Material to process:

▼▼▼

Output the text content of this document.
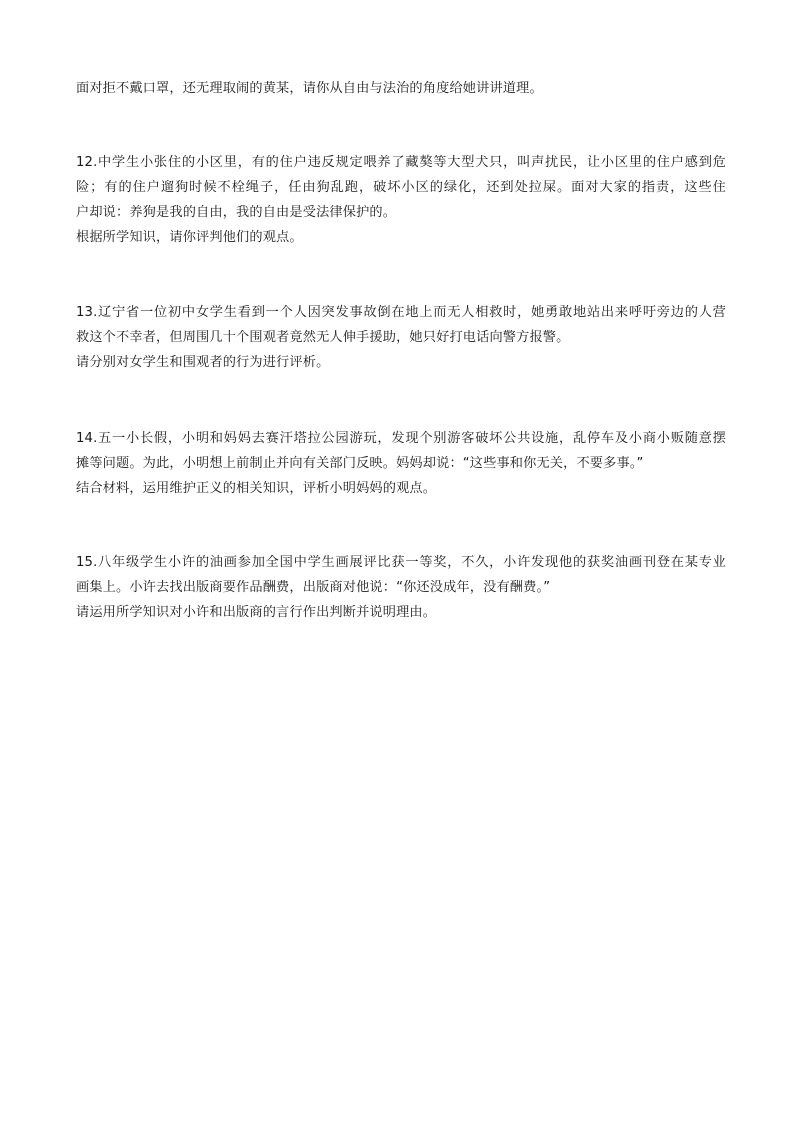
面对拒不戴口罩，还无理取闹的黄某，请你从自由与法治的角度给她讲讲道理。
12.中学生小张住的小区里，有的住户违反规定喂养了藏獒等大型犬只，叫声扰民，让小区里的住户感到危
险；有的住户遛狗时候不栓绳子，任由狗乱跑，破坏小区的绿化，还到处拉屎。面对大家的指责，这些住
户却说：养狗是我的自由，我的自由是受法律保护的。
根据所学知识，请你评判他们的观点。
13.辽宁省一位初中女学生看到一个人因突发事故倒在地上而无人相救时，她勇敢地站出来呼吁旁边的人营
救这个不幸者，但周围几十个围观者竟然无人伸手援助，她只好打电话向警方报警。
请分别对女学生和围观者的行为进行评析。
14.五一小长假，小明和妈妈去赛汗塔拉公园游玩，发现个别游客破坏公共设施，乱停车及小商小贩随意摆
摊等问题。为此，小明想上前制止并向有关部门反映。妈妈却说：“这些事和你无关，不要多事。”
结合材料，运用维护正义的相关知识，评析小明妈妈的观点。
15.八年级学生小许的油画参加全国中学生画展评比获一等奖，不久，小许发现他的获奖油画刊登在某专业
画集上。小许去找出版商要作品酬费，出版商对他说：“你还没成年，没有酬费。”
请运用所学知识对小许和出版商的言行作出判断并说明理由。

▲▲▲

Task statement: Retype everything in the material word for word, minus pictures.

Output of the task:
Output the text content of this document.
面对拒不戴口罩，还无理取闹的黄某，请你从自由与法治的角度给她讲讲道理。
12.中学生小张住的小区里，有的住户违反规定喂养了藏獒等大型犬只，叫声扰民，让小区里的住户感到危
险；有的住户遛狗时候不栓绳子，任由狗乱跑，破坏小区的绿化，还到处拉屎。面对大家的指责，这些住
户却说：养狗是我的自由，我的自由是受法律保护的。
根据所学知识，请你评判他们的观点。
13.辽宁省一位初中女学生看到一个人因突发事故倒在地上而无人相救时，她勇敢地站出来呼吁旁边的人营
救这个不幸者，但周围几十个围观者竟然无人伸手援助，她只好打电话向警方报警。
请分别对女学生和围观者的行为进行评析。
14.五一小长假，小明和妈妈去赛汗塔拉公园游玩，发现个别游客破坏公共设施，乱停车及小商小贩随意摆
摊等问题。为此，小明想上前制止并向有关部门反映。妈妈却说：“这些事和你无关，不要多事。”
结合材料，运用维护正义的相关知识，评析小明妈妈的观点。
15.八年级学生小许的油画参加全国中学生画展评比获一等奖，不久，小许发现他的获奖油画刊登在某专业
画集上。小许去找出版商要作品酬费，出版商对他说：“你还没成年，没有酬费。”
请运用所学知识对小许和出版商的言行作出判断并说明理由。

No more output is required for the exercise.